**TASK DESCRIPTION**
Please copy every line of the records below that holds the word "normal".

Extracted records
____

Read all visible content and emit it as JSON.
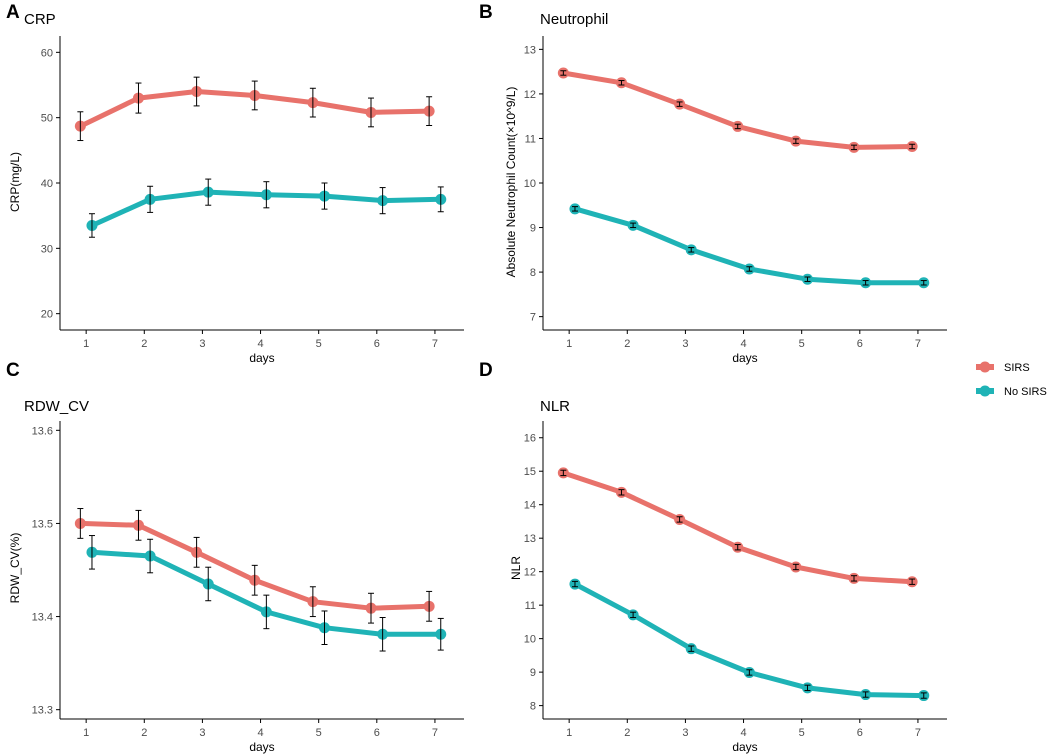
{
  "legend": {
    "entries": [
      {
        "name": "SIRS",
        "color": "#e8726b"
      },
      {
        "name": "No SIRS",
        "color": "#1fb3b6"
      }
    ]
  },
  "chart_data": [
    {
      "type": "line",
      "letter": "A",
      "title": "CRP",
      "xlabel": "days",
      "ylabel": "CRP(mg/L)",
      "x": [
        1,
        2,
        3,
        4,
        5,
        6,
        7
      ],
      "ylim": [
        17.5,
        62.5
      ],
      "yticks": [
        20,
        30,
        40,
        50,
        60
      ],
      "xticks": [
        1,
        2,
        3,
        4,
        5,
        6,
        7
      ],
      "series": [
        {
          "name": "SIRS",
          "values": [
            48.7,
            53.0,
            54.0,
            53.4,
            52.3,
            50.8,
            51.0
          ],
          "errors": [
            2.2,
            2.3,
            2.2,
            2.2,
            2.2,
            2.2,
            2.2
          ]
        },
        {
          "name": "No SIRS",
          "values": [
            33.5,
            37.5,
            38.6,
            38.2,
            38.0,
            37.3,
            37.5
          ],
          "errors": [
            1.8,
            2.0,
            2.0,
            2.0,
            2.0,
            2.0,
            1.9
          ]
        }
      ]
    },
    {
      "type": "line",
      "letter": "B",
      "title": "Neutrophil",
      "xlabel": "days",
      "ylabel": "Absolute Neutrophil Count(×10^9/L)",
      "x": [
        1,
        2,
        3,
        4,
        5,
        6,
        7
      ],
      "ylim": [
        6.7,
        13.3
      ],
      "yticks": [
        7,
        8,
        9,
        10,
        11,
        12,
        13
      ],
      "xticks": [
        1,
        2,
        3,
        4,
        5,
        6,
        7
      ],
      "series": [
        {
          "name": "SIRS",
          "values": [
            12.47,
            12.25,
            11.77,
            11.27,
            10.94,
            10.8,
            10.82
          ],
          "errors": [
            0.05,
            0.05,
            0.05,
            0.05,
            0.05,
            0.05,
            0.05
          ]
        },
        {
          "name": "No SIRS",
          "values": [
            9.42,
            9.05,
            8.5,
            8.07,
            7.84,
            7.76,
            7.76
          ],
          "errors": [
            0.05,
            0.05,
            0.05,
            0.05,
            0.05,
            0.05,
            0.05
          ]
        }
      ]
    },
    {
      "type": "line",
      "letter": "C",
      "title": "RDW_CV",
      "xlabel": "days",
      "ylabel": "RDW_CV(%)",
      "x": [
        1,
        2,
        3,
        4,
        5,
        6,
        7
      ],
      "ylim": [
        13.29,
        13.61
      ],
      "yticks": [
        13.3,
        13.4,
        13.5,
        13.6
      ],
      "xticks": [
        1,
        2,
        3,
        4,
        5,
        6,
        7
      ],
      "series": [
        {
          "name": "SIRS",
          "values": [
            13.5,
            13.498,
            13.469,
            13.439,
            13.416,
            13.409,
            13.411
          ],
          "errors": [
            0.016,
            0.016,
            0.016,
            0.016,
            0.016,
            0.016,
            0.016
          ]
        },
        {
          "name": "No SIRS",
          "values": [
            13.469,
            13.465,
            13.435,
            13.405,
            13.388,
            13.381,
            13.381
          ],
          "errors": [
            0.018,
            0.018,
            0.018,
            0.018,
            0.018,
            0.018,
            0.017
          ]
        }
      ]
    },
    {
      "type": "line",
      "letter": "D",
      "title": "NLR",
      "xlabel": "days",
      "ylabel": "NLR",
      "x": [
        1,
        2,
        3,
        4,
        5,
        6,
        7
      ],
      "ylim": [
        7.6,
        16.5
      ],
      "yticks": [
        8,
        9,
        10,
        11,
        12,
        13,
        14,
        15,
        16
      ],
      "xticks": [
        1,
        2,
        3,
        4,
        5,
        6,
        7
      ],
      "series": [
        {
          "name": "SIRS",
          "values": [
            14.95,
            14.37,
            13.56,
            12.73,
            12.14,
            11.8,
            11.7
          ],
          "errors": [
            0.08,
            0.08,
            0.08,
            0.08,
            0.08,
            0.08,
            0.08
          ]
        },
        {
          "name": "No SIRS",
          "values": [
            11.63,
            10.71,
            9.7,
            8.99,
            8.53,
            8.33,
            8.3
          ],
          "errors": [
            0.08,
            0.08,
            0.08,
            0.08,
            0.08,
            0.08,
            0.08
          ]
        }
      ]
    }
  ]
}
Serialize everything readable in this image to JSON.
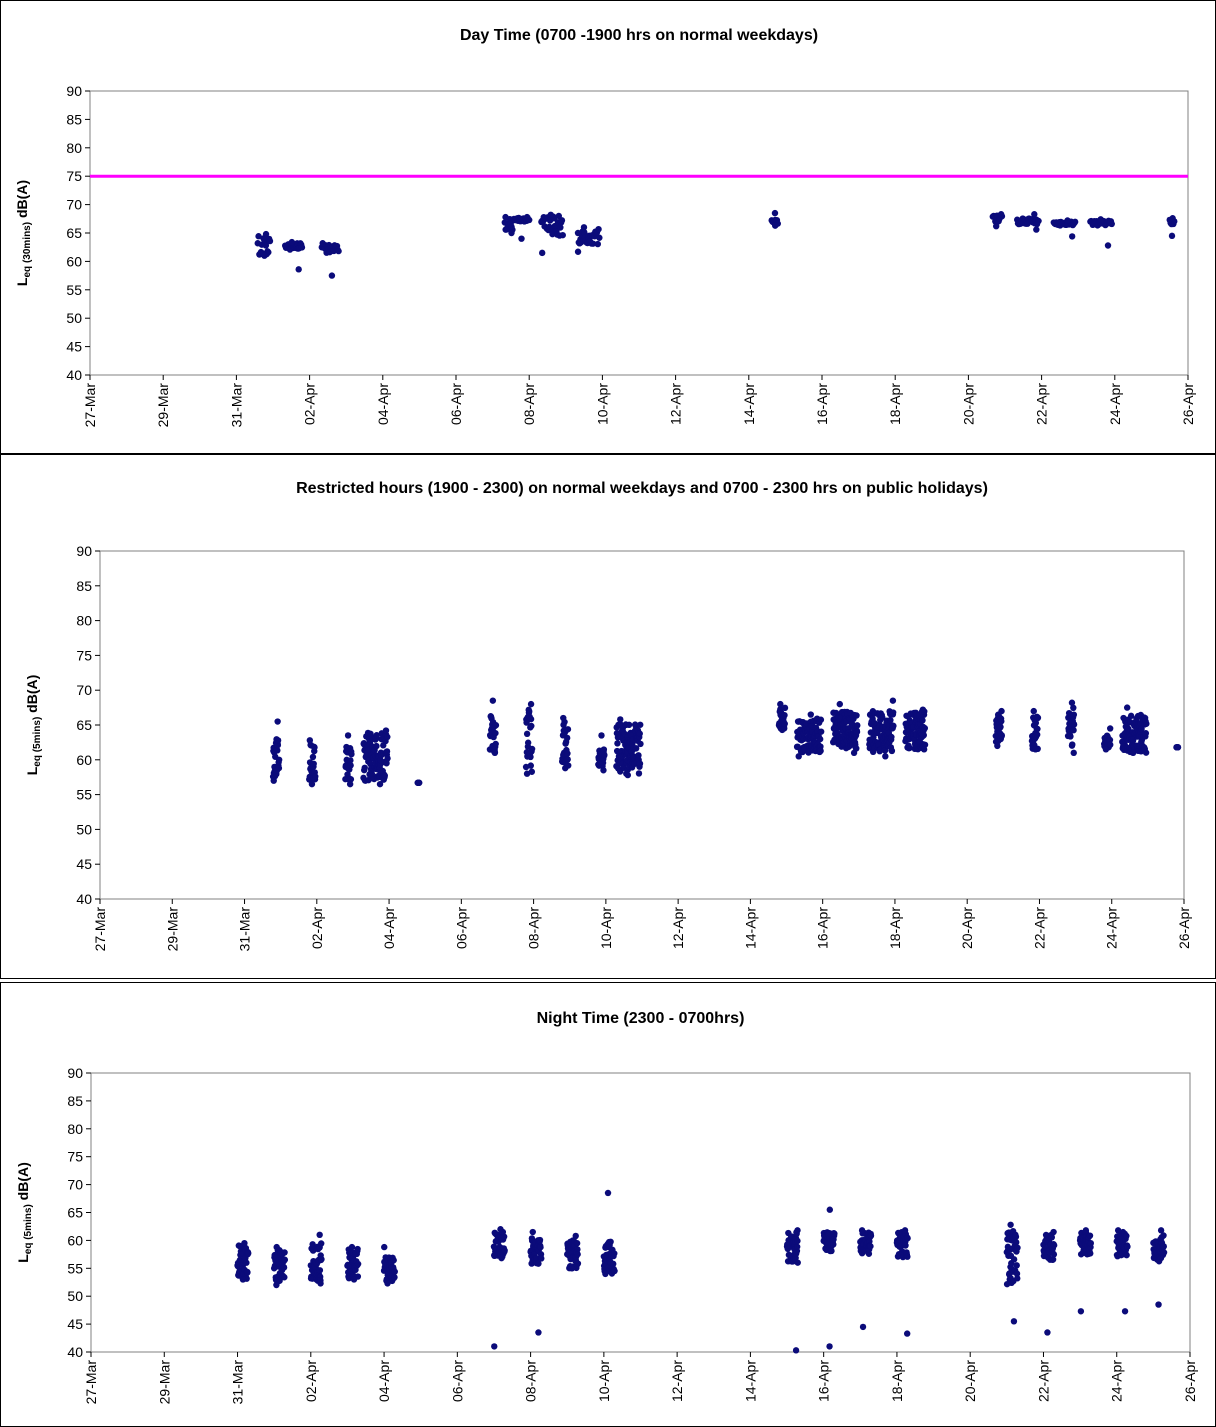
{
  "colors": {
    "points": "#0b0b7a",
    "limit_line": "#ff00ff",
    "axis": "#808080"
  },
  "chart_data": [
    {
      "type": "scatter",
      "title": "Day Time (0700 -1900 hrs on normal weekdays)",
      "ylabel_main": "L",
      "ylabel_sub": "eq (30mins)",
      "ylabel_unit": " dB(A)",
      "ylim": [
        40,
        90
      ],
      "yticks": [
        40,
        45,
        50,
        55,
        60,
        65,
        70,
        75,
        80,
        85,
        90
      ],
      "xlim": [
        "2008-03-27",
        "2008-04-26"
      ],
      "xtick_labels": [
        "27-Mar",
        "29-Mar",
        "31-Mar",
        "02-Apr",
        "04-Apr",
        "06-Apr",
        "08-Apr",
        "10-Apr",
        "12-Apr",
        "14-Apr",
        "16-Apr",
        "18-Apr",
        "20-Apr",
        "22-Apr",
        "24-Apr",
        "26-Apr"
      ],
      "limit_line": 75,
      "clusters": [
        {
          "date": "2008-03-31",
          "hours": [
            14,
            22
          ],
          "low": 61,
          "high": 64.5,
          "min": 61,
          "max": 64.8
        },
        {
          "date": "2008-04-01",
          "hours": [
            8,
            19
          ],
          "low": 62,
          "high": 63.2,
          "min": 58.6,
          "max": 63.4
        },
        {
          "date": "2008-04-02",
          "hours": [
            8,
            19
          ],
          "low": 61.5,
          "high": 63,
          "min": 57.5,
          "max": 63.2
        },
        {
          "date": "2008-04-07",
          "hours": [
            8,
            13
          ],
          "low": 65.5,
          "high": 67.5,
          "min": 65,
          "max": 67.8
        },
        {
          "date": "2008-04-07",
          "hours": [
            14,
            24
          ],
          "low": 67,
          "high": 67.7,
          "min": 64,
          "max": 67.8
        },
        {
          "date": "2008-04-08",
          "hours": [
            8,
            22
          ],
          "low": 64.5,
          "high": 68,
          "min": 61.5,
          "max": 68.2
        },
        {
          "date": "2008-04-09",
          "hours": [
            8,
            22
          ],
          "low": 63,
          "high": 65.8,
          "min": 61.7,
          "max": 66
        },
        {
          "date": "2008-04-14",
          "hours": [
            15,
            19
          ],
          "low": 66.5,
          "high": 67.5,
          "min": 66.3,
          "max": 68.5
        },
        {
          "date": "2008-04-20",
          "hours": [
            16,
            22
          ],
          "low": 67,
          "high": 68.2,
          "min": 66.2,
          "max": 68.3
        },
        {
          "date": "2008-04-21",
          "hours": [
            8,
            22
          ],
          "low": 66.5,
          "high": 67.6,
          "min": 65.6,
          "max": 68.3
        },
        {
          "date": "2008-04-22",
          "hours": [
            8,
            22
          ],
          "low": 66.3,
          "high": 67,
          "min": 64.4,
          "max": 67.2
        },
        {
          "date": "2008-04-23",
          "hours": [
            8,
            22
          ],
          "low": 66.3,
          "high": 67.2,
          "min": 62.8,
          "max": 67.4
        },
        {
          "date": "2008-04-25",
          "hours": [
            12,
            15
          ],
          "low": 66.5,
          "high": 67.5,
          "min": 64.5,
          "max": 67.6
        }
      ]
    },
    {
      "type": "scatter",
      "title": "Restricted hours (1900 - 2300) on normal weekdays and 0700 - 2300 hrs on public holidays)",
      "ylabel_main": "L",
      "ylabel_sub": "eq (5mins)",
      "ylabel_unit": " dB(A)",
      "ylim": [
        40,
        90
      ],
      "yticks": [
        40,
        45,
        50,
        55,
        60,
        65,
        70,
        75,
        80,
        85,
        90
      ],
      "xlim": [
        "2008-03-27",
        "2008-04-26"
      ],
      "xtick_labels": [
        "27-Mar",
        "29-Mar",
        "31-Mar",
        "02-Apr",
        "04-Apr",
        "06-Apr",
        "08-Apr",
        "10-Apr",
        "12-Apr",
        "14-Apr",
        "16-Apr",
        "18-Apr",
        "20-Apr",
        "22-Apr",
        "24-Apr",
        "26-Apr"
      ],
      "clusters": [
        {
          "date": "2008-03-31",
          "hours": [
            19,
            23
          ],
          "low": 57.5,
          "high": 63,
          "min": 57,
          "max": 65.5
        },
        {
          "date": "2008-04-01",
          "hours": [
            19,
            23
          ],
          "low": 57,
          "high": 62.5,
          "min": 56.5,
          "max": 62.8
        },
        {
          "date": "2008-04-02",
          "hours": [
            19,
            23
          ],
          "low": 57,
          "high": 62,
          "min": 56.5,
          "max": 63.5
        },
        {
          "date": "2008-04-03",
          "hours": [
            7,
            23
          ],
          "low": 57,
          "high": 64,
          "min": 56.5,
          "max": 64.2
        },
        {
          "date": "2008-04-04",
          "hours": [
            19,
            20
          ],
          "low": 56.7,
          "high": 56.7,
          "min": 56.7,
          "max": 56.7
        },
        {
          "date": "2008-04-06",
          "hours": [
            19,
            23
          ],
          "low": 61,
          "high": 66.5,
          "min": 61,
          "max": 68.5
        },
        {
          "date": "2008-04-07",
          "hours": [
            19,
            23
          ],
          "low": 58,
          "high": 67.5,
          "min": 58,
          "max": 68
        },
        {
          "date": "2008-04-08",
          "hours": [
            19,
            23
          ],
          "low": 59,
          "high": 65.5,
          "min": 58.8,
          "max": 66
        },
        {
          "date": "2008-04-09",
          "hours": [
            19,
            23
          ],
          "low": 59,
          "high": 61.5,
          "min": 58.5,
          "max": 63.5
        },
        {
          "date": "2008-04-10",
          "hours": [
            7,
            23
          ],
          "low": 58,
          "high": 65.5,
          "min": 57.8,
          "max": 65.8
        },
        {
          "date": "2008-04-14",
          "hours": [
            19,
            23
          ],
          "low": 64.5,
          "high": 67.5,
          "min": 64.3,
          "max": 68
        },
        {
          "date": "2008-04-15",
          "hours": [
            7,
            23
          ],
          "low": 61,
          "high": 66,
          "min": 60.5,
          "max": 66.5
        },
        {
          "date": "2008-04-16",
          "hours": [
            7,
            23
          ],
          "low": 61.5,
          "high": 67,
          "min": 61,
          "max": 68
        },
        {
          "date": "2008-04-17",
          "hours": [
            7,
            23
          ],
          "low": 61,
          "high": 67,
          "min": 60.5,
          "max": 68.5
        },
        {
          "date": "2008-04-18",
          "hours": [
            7,
            20
          ],
          "low": 61.5,
          "high": 67,
          "min": 61.5,
          "max": 67.2
        },
        {
          "date": "2008-04-20",
          "hours": [
            19,
            23
          ],
          "low": 62.5,
          "high": 66.5,
          "min": 62,
          "max": 67
        },
        {
          "date": "2008-04-21",
          "hours": [
            19,
            23
          ],
          "low": 61.5,
          "high": 66.5,
          "min": 61.5,
          "max": 67
        },
        {
          "date": "2008-04-22",
          "hours": [
            19,
            23
          ],
          "low": 62,
          "high": 67.5,
          "min": 61,
          "max": 68.2
        },
        {
          "date": "2008-04-23",
          "hours": [
            19,
            23
          ],
          "low": 61.8,
          "high": 63.5,
          "min": 61.5,
          "max": 64.5
        },
        {
          "date": "2008-04-24",
          "hours": [
            7,
            23
          ],
          "low": 61,
          "high": 66.5,
          "min": 61,
          "max": 67.5
        },
        {
          "date": "2008-04-25",
          "hours": [
            19,
            20
          ],
          "low": 61.8,
          "high": 61.8,
          "min": 61.8,
          "max": 61.8
        }
      ]
    },
    {
      "type": "scatter",
      "title": "Night Time (2300 - 0700hrs)",
      "ylabel_main": "L",
      "ylabel_sub": "eq (5mins)",
      "ylabel_unit": " dB(A)",
      "ylim": [
        40,
        90
      ],
      "yticks": [
        40,
        45,
        50,
        55,
        60,
        65,
        70,
        75,
        80,
        85,
        90
      ],
      "xlim": [
        "2008-03-27",
        "2008-04-26"
      ],
      "xtick_labels": [
        "27-Mar",
        "29-Mar",
        "31-Mar",
        "02-Apr",
        "04-Apr",
        "06-Apr",
        "08-Apr",
        "10-Apr",
        "12-Apr",
        "14-Apr",
        "16-Apr",
        "18-Apr",
        "20-Apr",
        "22-Apr",
        "24-Apr",
        "26-Apr"
      ],
      "clusters": [
        {
          "date": "2008-03-31",
          "hours": [
            0,
            7
          ],
          "low": 53,
          "high": 59.2,
          "min": 53,
          "max": 59.5
        },
        {
          "date": "2008-04-01",
          "hours": [
            0,
            7
          ],
          "low": 52.5,
          "high": 58.5,
          "min": 52,
          "max": 58.8
        },
        {
          "date": "2008-04-02",
          "hours": [
            0,
            7
          ],
          "low": 52.5,
          "high": 59.5,
          "min": 52.3,
          "max": 61
        },
        {
          "date": "2008-04-03",
          "hours": [
            0,
            7
          ],
          "low": 53,
          "high": 58.5,
          "min": 53,
          "max": 58.8
        },
        {
          "date": "2008-04-04",
          "hours": [
            0,
            7
          ],
          "low": 52.5,
          "high": 57,
          "min": 52.3,
          "max": 58.8
        },
        {
          "date": "2008-04-07",
          "hours": [
            0,
            7
          ],
          "low": 56.5,
          "high": 61.5,
          "min": 41,
          "max": 62
        },
        {
          "date": "2008-04-08",
          "hours": [
            0,
            7
          ],
          "low": 55.5,
          "high": 60.5,
          "min": 43.5,
          "max": 61.5
        },
        {
          "date": "2008-04-09",
          "hours": [
            0,
            7
          ],
          "low": 55,
          "high": 60,
          "min": 55,
          "max": 60.8
        },
        {
          "date": "2008-04-10",
          "hours": [
            0,
            7
          ],
          "low": 54,
          "high": 60,
          "min": 54,
          "max": 68.5
        },
        {
          "date": "2008-04-15",
          "hours": [
            0,
            7
          ],
          "low": 56,
          "high": 61.5,
          "min": 40.3,
          "max": 61.8
        },
        {
          "date": "2008-04-16",
          "hours": [
            0,
            7
          ],
          "low": 58,
          "high": 61.5,
          "min": 41,
          "max": 65.5
        },
        {
          "date": "2008-04-17",
          "hours": [
            0,
            7
          ],
          "low": 57.5,
          "high": 61.5,
          "min": 44.5,
          "max": 61.8
        },
        {
          "date": "2008-04-18",
          "hours": [
            0,
            7
          ],
          "low": 57,
          "high": 61.5,
          "min": 43.3,
          "max": 61.8
        },
        {
          "date": "2008-04-21",
          "hours": [
            0,
            7
          ],
          "low": 52,
          "high": 62,
          "min": 45.5,
          "max": 62.8
        },
        {
          "date": "2008-04-22",
          "hours": [
            0,
            7
          ],
          "low": 56.5,
          "high": 61,
          "min": 43.5,
          "max": 61.5
        },
        {
          "date": "2008-04-23",
          "hours": [
            0,
            7
          ],
          "low": 57.5,
          "high": 61.5,
          "min": 47.3,
          "max": 61.8
        },
        {
          "date": "2008-04-24",
          "hours": [
            0,
            7
          ],
          "low": 57,
          "high": 61.5,
          "min": 47.3,
          "max": 61.8
        },
        {
          "date": "2008-04-25",
          "hours": [
            0,
            7
          ],
          "low": 56,
          "high": 61.5,
          "min": 48.5,
          "max": 61.8
        }
      ]
    }
  ]
}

____

**REPLY**
      "title": "Day Time (0700 -1900 hrs on normal weekdays)",
      "title": "Restricted hours (1900 - 2300) on normal weekdays and 0700 - 2300 hrs on public holidays)",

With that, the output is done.